* SOURCE:
Written: 1889
Source: The Socialist Labor Party of America’s Daniel De Leon Library, first published in The Nationlist, Boston, Volume 1, No. 9, August of 1889
Transcription\HTML Markup: Robert Bills of the The Socialist Labor Party of America, Editor of The
People & David
Walters
Permissions: The Daniel De Leon Internet Archive (DDLIA) presents this work through courtesy of the Socialist Labor Party of America. For more information on reproducing these works, please contact the SLP.
The wrongs on which the social movement in this country has fixed attention have finally, thanks to unremitting agitation, become matters of such undisputed authenticity, that there is now a perceptible diminution of the refutations once attempted by those who, with book and candle, were, and to a certain extent still are, wont to formulate alleged scientific dicta in opposition to glaring facts. This sort of argument is now yielding to another which, in legal parlance, may be termed of confession and avoidance. It consists in admitting the ills complained of, but denying their connection with anything inherent in our economic system, and attributing them in some unexplained way to a departure from the wholesome lines originally laid down by the Revolutionary Fathers.[1] Accordingly, exhortations to return to old-time ways are becoming no uncommon thing; and, in proportion as this sort of declamation approaches the level of 4th of July orations, we find it festooned with flowery phrases on the fertility of our soil, with encomiums on the radical political advantages enjoyed by the inhabitants of this over those of any other country, and with random quotations from the Revolutionary Fathers intended to show that they considered the principles established by them sufficient to insure to American industry the rewards of its labor, and to free the American people from the afflictions and problems that disturb the happiness of others.

* DATASET CONTENT:
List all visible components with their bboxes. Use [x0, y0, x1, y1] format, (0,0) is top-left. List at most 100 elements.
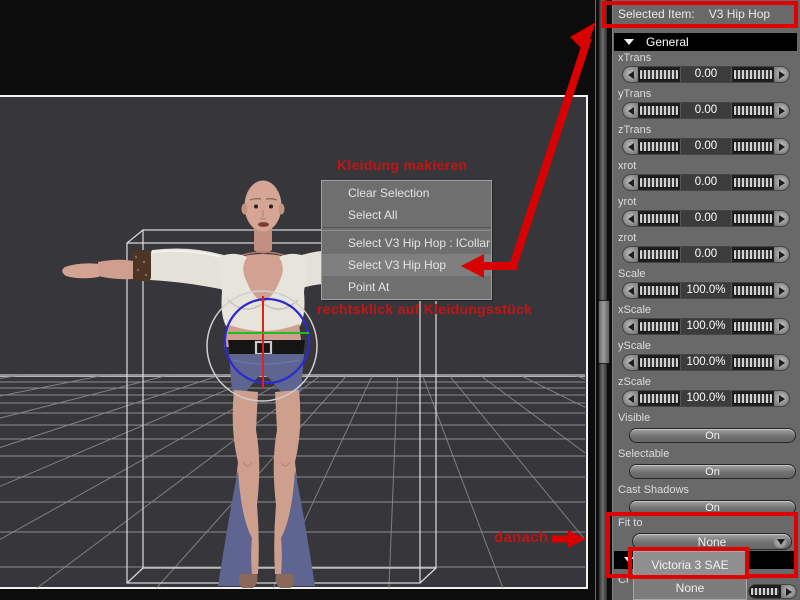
fit-to-dropdown[interactable]: None: [632, 533, 792, 550]
param-row-xtrans: xTrans 0.00: [612, 52, 800, 88]
arrow-left-icon[interactable]: [623, 175, 638, 190]
arrow-right-icon[interactable]: [774, 391, 789, 406]
fit-to-dropdown-list: Victoria 3 SAE None: [633, 551, 747, 600]
slider-rib[interactable]: [733, 393, 773, 404]
arrow-left-icon[interactable]: [623, 247, 638, 262]
slider-rib[interactable]: [639, 141, 679, 152]
slider-rib[interactable]: [733, 141, 773, 152]
slider-rib[interactable]: [639, 357, 679, 368]
param-slider[interactable]: 0.00: [622, 102, 790, 119]
arrow-left-icon[interactable]: [623, 355, 638, 370]
arrow-right-icon[interactable]: [774, 103, 789, 118]
arrow-left-icon[interactable]: [623, 67, 638, 82]
arrow-right-icon[interactable]: [781, 585, 796, 598]
param-value[interactable]: 100.0%: [680, 283, 732, 298]
arrow-right-icon[interactable]: [774, 67, 789, 82]
slider-rib[interactable]: [639, 285, 679, 296]
slider-rib[interactable]: [639, 105, 679, 116]
menu-item-select-lcollar[interactable]: Select V3 Hip Hop : lCollar: [322, 232, 491, 254]
slider-rib[interactable]: [733, 249, 773, 260]
arrow-right-icon[interactable]: [774, 211, 789, 226]
param-value[interactable]: 0.00: [680, 175, 732, 190]
slider-rib[interactable]: [750, 587, 780, 596]
menu-item-select-all[interactable]: Select All: [322, 204, 491, 226]
menu-separator: [322, 227, 491, 231]
section-header-general[interactable]: General: [614, 33, 797, 51]
param-slider[interactable]: 0.00: [622, 66, 790, 83]
dropdown-option-none[interactable]: None: [634, 578, 746, 599]
param-value[interactable]: 100.0%: [680, 391, 732, 406]
param-slider[interactable]: 100.0%: [622, 318, 790, 335]
slider-rib[interactable]: [639, 249, 679, 260]
param-label: xScale: [618, 304, 652, 316]
arrow-left-icon[interactable]: [623, 139, 638, 154]
param-slider[interactable]: 100.0%: [622, 282, 790, 299]
slider-rib[interactable]: [733, 357, 773, 368]
slider-rib[interactable]: [733, 177, 773, 188]
arrow-left-icon[interactable]: [623, 391, 638, 406]
param-value[interactable]: 100.0%: [680, 355, 732, 370]
slider-rib[interactable]: [733, 105, 773, 116]
menu-item-clear-selection[interactable]: Clear Selection: [322, 182, 491, 204]
param-slider[interactable]: 100.0%: [622, 354, 790, 371]
arrow-right-icon[interactable]: [774, 247, 789, 262]
partial-slider-fragment[interactable]: [748, 584, 797, 599]
slider-rib[interactable]: [639, 69, 679, 80]
param-slider[interactable]: 0.00: [622, 174, 790, 191]
param-row-ytrans: yTrans 0.00: [612, 88, 800, 124]
slider-rib[interactable]: [639, 321, 679, 332]
param-row-yscale: yScale 100.0%: [612, 340, 800, 376]
slider-rib[interactable]: [733, 69, 773, 80]
param-label: yTrans: [618, 88, 652, 100]
param-row-xscale: xScale 100.0%: [612, 304, 800, 340]
arrow-left-icon[interactable]: [623, 283, 638, 298]
param-slider[interactable]: 0.00: [622, 246, 790, 263]
param-value[interactable]: 0.00: [680, 103, 732, 118]
param-label: yScale: [618, 340, 652, 352]
param-row-zscale: zScale 100.0%: [612, 376, 800, 412]
slider-rib[interactable]: [733, 321, 773, 332]
param-label: zTrans: [618, 124, 652, 136]
param-row-ztrans: zTrans 0.00: [612, 124, 800, 160]
param-value[interactable]: 100.0%: [680, 319, 732, 334]
slider-rib[interactable]: [639, 393, 679, 404]
fit-to-label: Fit to: [618, 517, 643, 529]
param-row-xrot: xrot 0.00: [612, 160, 800, 196]
arrow-left-icon[interactable]: [623, 319, 638, 334]
scrollbar-handle[interactable]: [598, 300, 610, 364]
slider-rib[interactable]: [733, 285, 773, 296]
param-value[interactable]: 0.00: [680, 247, 732, 262]
param-value[interactable]: 0.00: [680, 67, 732, 82]
arrow-right-icon[interactable]: [774, 139, 789, 154]
param-value[interactable]: 0.00: [680, 139, 732, 154]
chevron-down-icon[interactable]: [774, 536, 787, 548]
visible-toggle-button[interactable]: On: [629, 428, 796, 443]
param-row-zrot: zrot 0.00: [612, 232, 800, 268]
cast-shadows-toggle-button[interactable]: On: [629, 500, 796, 515]
param-slider[interactable]: 100.0%: [622, 390, 790, 407]
arrow-left-icon[interactable]: [623, 103, 638, 118]
annotation-right-click: rechtsklick auf Kleidungsstück: [317, 301, 533, 317]
arrow-right-icon[interactable]: [774, 175, 789, 190]
param-slider[interactable]: 0.00: [622, 210, 790, 227]
selectable-toggle-button[interactable]: On: [629, 464, 796, 479]
param-row-scale: Scale 100.0%: [612, 268, 800, 304]
toggle-row-selectable: Selectable On: [612, 448, 800, 484]
arrow-left-icon[interactable]: [623, 211, 638, 226]
dropdown-option-victoria-3-sae[interactable]: Victoria 3 SAE: [634, 552, 746, 578]
slider-rib[interactable]: [639, 177, 679, 188]
arrow-right-icon[interactable]: [774, 355, 789, 370]
arrow-right-icon[interactable]: [774, 283, 789, 298]
selected-item-bar: Selected Item: V3 Hip Hop: [618, 7, 770, 21]
selected-item-value: V3 Hip Hop: [708, 7, 771, 21]
slider-rib[interactable]: [733, 213, 773, 224]
menu-item-select-v3-hip-hop[interactable]: Select V3 Hip Hop: [322, 254, 491, 276]
param-value[interactable]: 0.00: [680, 211, 732, 226]
slider-rib[interactable]: [639, 213, 679, 224]
arrow-right-icon[interactable]: [774, 319, 789, 334]
param-slider[interactable]: 0.00: [622, 138, 790, 155]
lace-cuff: [131, 250, 151, 281]
menu-item-point-at[interactable]: Point At: [322, 276, 491, 298]
section-general-label: General: [646, 35, 689, 49]
3d-viewport[interactable]: [0, 0, 594, 600]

* DIRECTIONS: Continue the essay on the Revolutionary Fathers from its last sentence. The rows have no connection to the essay on the Revolutionary Fathers.

* RESPONSE TO THE EXERCISE:
A study of the works left to us by the Revolutionary Fathers reveals, however, that they were not the visionary beings their well-meaning admirers would make them, but indeed the giant intellects Pitt pronounced them to be. Peculiarly interesting among these statesmen on the social conditions of their days, and the future problems with which they thought the people would come to be confronted was James Madison, whom to study is to revere. Madison was no hireling scribbler, catering to a self-seeking constituency; no sycophantic pedagogue talking for place or pelf. He was an honest, as well as earnest and profound thinker, peering deep into the future in order to foresee his country’s trials, and, if possible, smooth her path. Let us then enrich the discussion with the learning of this distinguished Revolutionary Father, and give ear to the voice of Madison.
The question of the suffrage was one to which Madison justly attached critical importance. He understood it to be the point where political and economic conditions meet and react one upon the other. With pains, himself and his contemporary statesmen had devised our present duplex system of small and large constituencies intended to be a check on popular impulses, and, at the same time, a concession to republican instincts. This system met with Madison’s approval. His reliance on its efficacy was, however, grounded upon the actual distribution of property in the United States, and the universal hope of acquiring it.[2] Those conditions, Madison argued, lay at the root of, inspired, and nurtured among the people a sentiment of sympathy with the rights of property. Again and again he declared that sentiment essential to the stability of a republican government. And he pointed with gratification to that social and economic peculiarity as among the happiest contrasts in the situation of the newborn states to that of the Old World, where no anticipated change in that respect could generally inspire a like sentiment of sympathy with the rights of property. But would the principles established by the revolution insure the permanence of that happy contrast?—and Madison’s face grew overcast with apprehension as, searching for the answer, his thoughts traveled whither economic and historic reasoning pointed the way.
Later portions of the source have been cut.